═════ DATA TO USE ═════

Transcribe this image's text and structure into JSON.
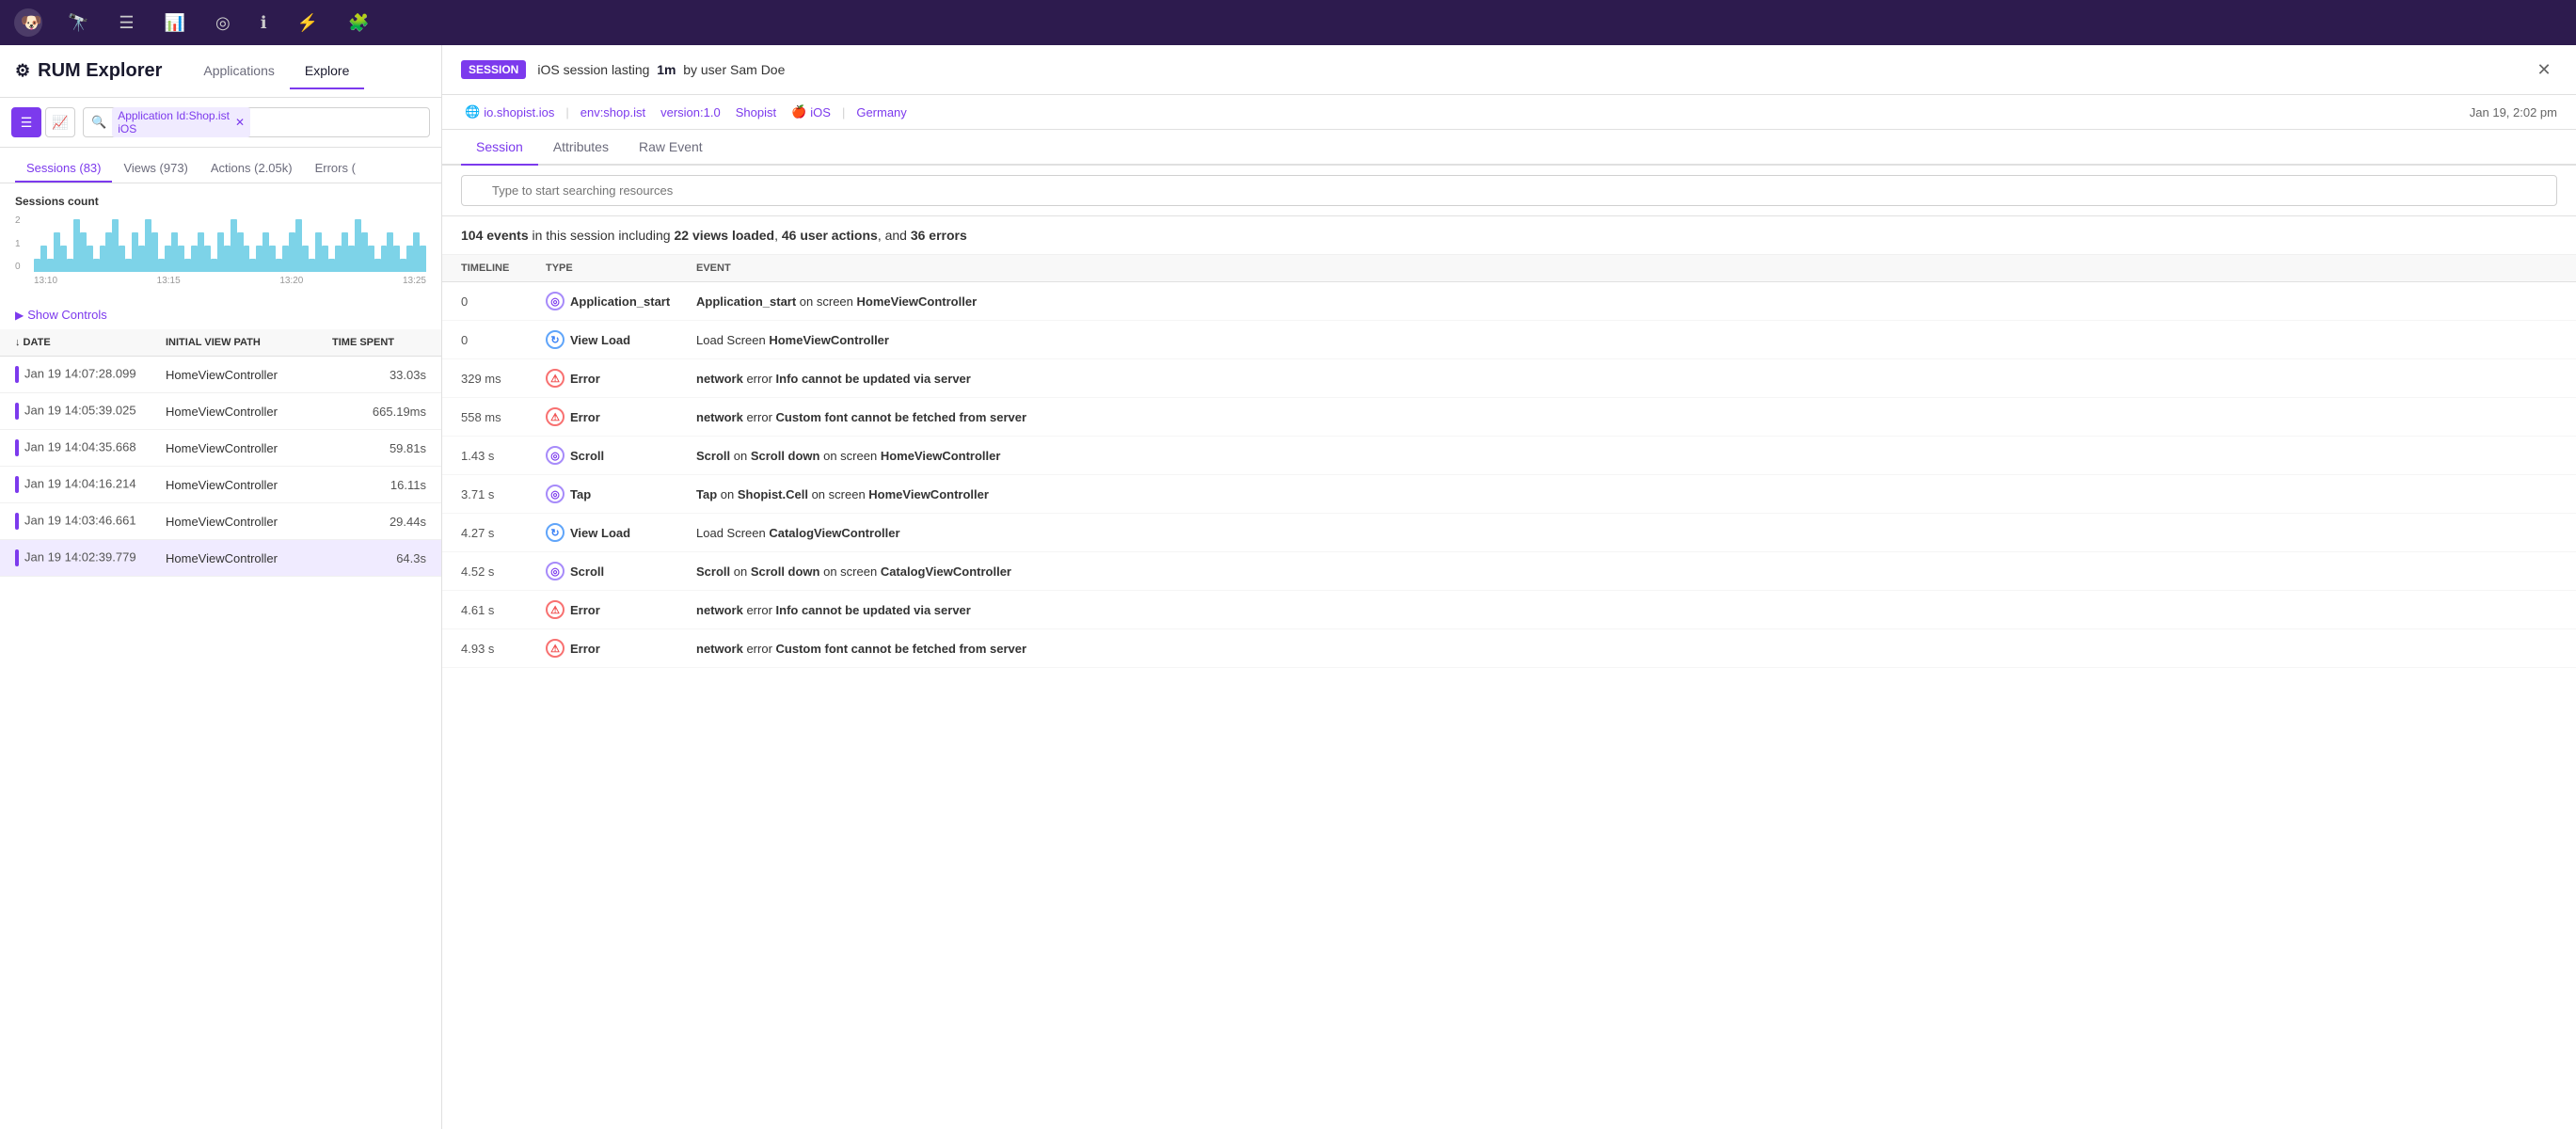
{
  "topNav": {
    "icons": [
      "binoculars",
      "list",
      "bar-chart",
      "network",
      "info",
      "lightning",
      "puzzle"
    ]
  },
  "leftPanel": {
    "title": "RUM Explorer",
    "tabs": [
      {
        "label": "Applications",
        "active": false
      },
      {
        "label": "Explore",
        "active": true
      }
    ],
    "search": {
      "filterTag": "Application Id:Shop.ist iOS",
      "placeholder": ""
    },
    "subTabs": [
      {
        "label": "Sessions (83)",
        "active": true
      },
      {
        "label": "Views (973)",
        "active": false
      },
      {
        "label": "Actions (2.05k)",
        "active": false
      },
      {
        "label": "Errors (",
        "active": false
      }
    ],
    "chart": {
      "title": "Sessions count",
      "yLabels": [
        "2",
        "1",
        "0"
      ],
      "xLabels": [
        "13:10",
        "13:15",
        "13:20",
        "13:25"
      ],
      "bars": [
        1,
        2,
        1,
        3,
        2,
        1,
        4,
        3,
        2,
        1,
        2,
        3,
        4,
        2,
        1,
        3,
        2,
        4,
        3,
        1,
        2,
        3,
        2,
        1,
        2,
        3,
        2,
        1,
        3,
        2,
        4,
        3,
        2,
        1,
        2,
        3,
        2,
        1,
        2,
        3,
        4,
        2,
        1,
        3,
        2,
        1,
        2,
        3,
        2,
        4,
        3,
        2,
        1,
        2,
        3,
        2,
        1,
        2,
        3,
        2
      ]
    },
    "showControls": "Show Controls",
    "tableHeaders": [
      {
        "label": "↓ DATE",
        "key": "date"
      },
      {
        "label": "INITIAL VIEW PATH",
        "key": "path"
      },
      {
        "label": "TIME SPENT",
        "key": "timeSpent"
      }
    ],
    "rows": [
      {
        "date": "Jan 19 14:07:28.099",
        "path": "HomeViewController",
        "timeSpent": "33.03s",
        "selected": false
      },
      {
        "date": "Jan 19 14:05:39.025",
        "path": "HomeViewController",
        "timeSpent": "665.19ms",
        "selected": false
      },
      {
        "date": "Jan 19 14:04:35.668",
        "path": "HomeViewController",
        "timeSpent": "59.81s",
        "selected": false
      },
      {
        "date": "Jan 19 14:04:16.214",
        "path": "HomeViewController",
        "timeSpent": "16.11s",
        "selected": false
      },
      {
        "date": "Jan 19 14:03:46.661",
        "path": "HomeViewController",
        "timeSpent": "29.44s",
        "selected": false
      },
      {
        "date": "Jan 19 14:02:39.779",
        "path": "HomeViewController",
        "timeSpent": "64.3s",
        "selected": true
      }
    ]
  },
  "rightPanel": {
    "sessionBadge": "SESSION",
    "sessionTitle": "iOS session lasting",
    "sessionDuration": "1m",
    "sessionBy": "by user Sam Doe",
    "metaTags": [
      {
        "label": "io.shopist.ios",
        "icon": "globe"
      },
      {
        "label": "env:shop.ist",
        "icon": null
      },
      {
        "label": "version:1.0",
        "icon": null
      },
      {
        "label": "Shopist",
        "icon": null
      },
      {
        "label": "iOS",
        "icon": "apple"
      },
      {
        "label": "Germany",
        "icon": null
      }
    ],
    "timestamp": "Jan 19, 2:02 pm",
    "tabs": [
      {
        "label": "Session",
        "active": true
      },
      {
        "label": "Attributes",
        "active": false
      },
      {
        "label": "Raw Event",
        "active": false
      }
    ],
    "searchPlaceholder": "Type to start searching resources",
    "eventsSummary": {
      "prefix": "104 events",
      "middle": " in this session including ",
      "views": "22 views loaded",
      "comma1": ", ",
      "actions": "46 user actions",
      "and": ", and ",
      "errors": "36 errors"
    },
    "tableHeaders": [
      {
        "label": "TIMELINE"
      },
      {
        "label": "TYPE"
      },
      {
        "label": "EVENT"
      }
    ],
    "events": [
      {
        "timeline": "0",
        "typeIcon": "action",
        "typeLabel": "Application_start",
        "eventDesc": "Application_start on screen HomeViewController",
        "eventBolds": [
          "Application_start",
          "HomeViewController"
        ]
      },
      {
        "timeline": "0",
        "typeIcon": "view",
        "typeLabel": "View Load",
        "eventDesc": "Load Screen HomeViewController",
        "eventBolds": [
          "HomeViewController"
        ]
      },
      {
        "timeline": "329 ms",
        "typeIcon": "error",
        "typeLabel": "Error",
        "eventDesc": "network error Info cannot be updated via server",
        "eventBolds": [
          "network",
          "Info cannot be updated via server"
        ]
      },
      {
        "timeline": "558 ms",
        "typeIcon": "error",
        "typeLabel": "Error",
        "eventDesc": "network error Custom font cannot be fetched from server",
        "eventBolds": [
          "network",
          "Custom font cannot be fetched from server"
        ]
      },
      {
        "timeline": "1.43 s",
        "typeIcon": "action",
        "typeLabel": "Scroll",
        "eventDesc": "Scroll on Scroll down on screen HomeViewController",
        "eventBolds": [
          "Scroll",
          "Scroll down",
          "HomeViewController"
        ]
      },
      {
        "timeline": "3.71 s",
        "typeIcon": "action",
        "typeLabel": "Tap",
        "eventDesc": "Tap on Shopist.Cell on screen HomeViewController",
        "eventBolds": [
          "Tap",
          "Shopist.Cell",
          "HomeViewController"
        ]
      },
      {
        "timeline": "4.27 s",
        "typeIcon": "view",
        "typeLabel": "View Load",
        "eventDesc": "Load Screen CatalogViewController",
        "eventBolds": [
          "CatalogViewController"
        ]
      },
      {
        "timeline": "4.52 s",
        "typeIcon": "action",
        "typeLabel": "Scroll",
        "eventDesc": "Scroll on Scroll down on screen CatalogViewController",
        "eventBolds": [
          "Scroll",
          "Scroll down",
          "CatalogViewController"
        ]
      },
      {
        "timeline": "4.61 s",
        "typeIcon": "error",
        "typeLabel": "Error",
        "eventDesc": "network error Info cannot be updated via server",
        "eventBolds": [
          "network",
          "Info cannot be updated via server"
        ]
      },
      {
        "timeline": "4.93 s",
        "typeIcon": "error",
        "typeLabel": "Error",
        "eventDesc": "network error Custom font cannot be fetched from server",
        "eventBolds": [
          "network",
          "Custom font cannot be fetched from server"
        ]
      }
    ]
  }
}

═════

GIVEN REQUEST: The material above holds pictures; copy everything else in it exactly.

WRITTEN ANSWER:
Transcribe this image's text and structure into JSON.
{
  "topNav": {
    "icons": [
      "binoculars",
      "list",
      "bar-chart",
      "network",
      "info",
      "lightning",
      "puzzle"
    ]
  },
  "leftPanel": {
    "title": "RUM Explorer",
    "tabs": [
      {
        "label": "Applications",
        "active": false
      },
      {
        "label": "Explore",
        "active": true
      }
    ],
    "search": {
      "filterTag": "Application Id:Shop.ist iOS",
      "placeholder": ""
    },
    "subTabs": [
      {
        "label": "Sessions (83)",
        "active": true
      },
      {
        "label": "Views (973)",
        "active": false
      },
      {
        "label": "Actions (2.05k)",
        "active": false
      },
      {
        "label": "Errors (",
        "active": false
      }
    ],
    "chart": {
      "title": "Sessions count",
      "yLabels": [
        "2",
        "1",
        "0"
      ],
      "xLabels": [
        "13:10",
        "13:15",
        "13:20",
        "13:25"
      ],
      "bars": [
        1,
        2,
        1,
        3,
        2,
        1,
        4,
        3,
        2,
        1,
        2,
        3,
        4,
        2,
        1,
        3,
        2,
        4,
        3,
        1,
        2,
        3,
        2,
        1,
        2,
        3,
        2,
        1,
        3,
        2,
        4,
        3,
        2,
        1,
        2,
        3,
        2,
        1,
        2,
        3,
        4,
        2,
        1,
        3,
        2,
        1,
        2,
        3,
        2,
        4,
        3,
        2,
        1,
        2,
        3,
        2,
        1,
        2,
        3,
        2
      ]
    },
    "showControls": "Show Controls",
    "tableHeaders": [
      {
        "label": "↓ DATE",
        "key": "date"
      },
      {
        "label": "INITIAL VIEW PATH",
        "key": "path"
      },
      {
        "label": "TIME SPENT",
        "key": "timeSpent"
      }
    ],
    "rows": [
      {
        "date": "Jan 19 14:07:28.099",
        "path": "HomeViewController",
        "timeSpent": "33.03s",
        "selected": false
      },
      {
        "date": "Jan 19 14:05:39.025",
        "path": "HomeViewController",
        "timeSpent": "665.19ms",
        "selected": false
      },
      {
        "date": "Jan 19 14:04:35.668",
        "path": "HomeViewController",
        "timeSpent": "59.81s",
        "selected": false
      },
      {
        "date": "Jan 19 14:04:16.214",
        "path": "HomeViewController",
        "timeSpent": "16.11s",
        "selected": false
      },
      {
        "date": "Jan 19 14:03:46.661",
        "path": "HomeViewController",
        "timeSpent": "29.44s",
        "selected": false
      },
      {
        "date": "Jan 19 14:02:39.779",
        "path": "HomeViewController",
        "timeSpent": "64.3s",
        "selected": true
      }
    ]
  },
  "rightPanel": {
    "sessionBadge": "SESSION",
    "sessionTitle": "iOS session lasting",
    "sessionDuration": "1m",
    "sessionBy": "by user Sam Doe",
    "metaTags": [
      {
        "label": "io.shopist.ios",
        "icon": "globe"
      },
      {
        "label": "env:shop.ist",
        "icon": null
      },
      {
        "label": "version:1.0",
        "icon": null
      },
      {
        "label": "Shopist",
        "icon": null
      },
      {
        "label": "iOS",
        "icon": "apple"
      },
      {
        "label": "Germany",
        "icon": null
      }
    ],
    "timestamp": "Jan 19, 2:02 pm",
    "tabs": [
      {
        "label": "Session",
        "active": true
      },
      {
        "label": "Attributes",
        "active": false
      },
      {
        "label": "Raw Event",
        "active": false
      }
    ],
    "searchPlaceholder": "Type to start searching resources",
    "eventsSummary": {
      "prefix": "104 events",
      "middle": " in this session including ",
      "views": "22 views loaded",
      "comma1": ", ",
      "actions": "46 user actions",
      "and": ", and ",
      "errors": "36 errors"
    },
    "tableHeaders": [
      {
        "label": "TIMELINE"
      },
      {
        "label": "TYPE"
      },
      {
        "label": "EVENT"
      }
    ],
    "events": [
      {
        "timeline": "0",
        "typeIcon": "action",
        "typeLabel": "Application_start",
        "eventDesc": "Application_start on screen HomeViewController",
        "eventBolds": [
          "Application_start",
          "HomeViewController"
        ]
      },
      {
        "timeline": "0",
        "typeIcon": "view",
        "typeLabel": "View Load",
        "eventDesc": "Load Screen HomeViewController",
        "eventBolds": [
          "HomeViewController"
        ]
      },
      {
        "timeline": "329 ms",
        "typeIcon": "error",
        "typeLabel": "Error",
        "eventDesc": "network error Info cannot be updated via server",
        "eventBolds": [
          "network",
          "Info cannot be updated via server"
        ]
      },
      {
        "timeline": "558 ms",
        "typeIcon": "error",
        "typeLabel": "Error",
        "eventDesc": "network error Custom font cannot be fetched from server",
        "eventBolds": [
          "network",
          "Custom font cannot be fetched from server"
        ]
      },
      {
        "timeline": "1.43 s",
        "typeIcon": "action",
        "typeLabel": "Scroll",
        "eventDesc": "Scroll on Scroll down on screen HomeViewController",
        "eventBolds": [
          "Scroll",
          "Scroll down",
          "HomeViewController"
        ]
      },
      {
        "timeline": "3.71 s",
        "typeIcon": "action",
        "typeLabel": "Tap",
        "eventDesc": "Tap on Shopist.Cell on screen HomeViewController",
        "eventBolds": [
          "Tap",
          "Shopist.Cell",
          "HomeViewController"
        ]
      },
      {
        "timeline": "4.27 s",
        "typeIcon": "view",
        "typeLabel": "View Load",
        "eventDesc": "Load Screen CatalogViewController",
        "eventBolds": [
          "CatalogViewController"
        ]
      },
      {
        "timeline": "4.52 s",
        "typeIcon": "action",
        "typeLabel": "Scroll",
        "eventDesc": "Scroll on Scroll down on screen CatalogViewController",
        "eventBolds": [
          "Scroll",
          "Scroll down",
          "CatalogViewController"
        ]
      },
      {
        "timeline": "4.61 s",
        "typeIcon": "error",
        "typeLabel": "Error",
        "eventDesc": "network error Info cannot be updated via server",
        "eventBolds": [
          "network",
          "Info cannot be updated via server"
        ]
      },
      {
        "timeline": "4.93 s",
        "typeIcon": "error",
        "typeLabel": "Error",
        "eventDesc": "network error Custom font cannot be fetched from server",
        "eventBolds": [
          "network",
          "Custom font cannot be fetched from server"
        ]
      }
    ]
  }
}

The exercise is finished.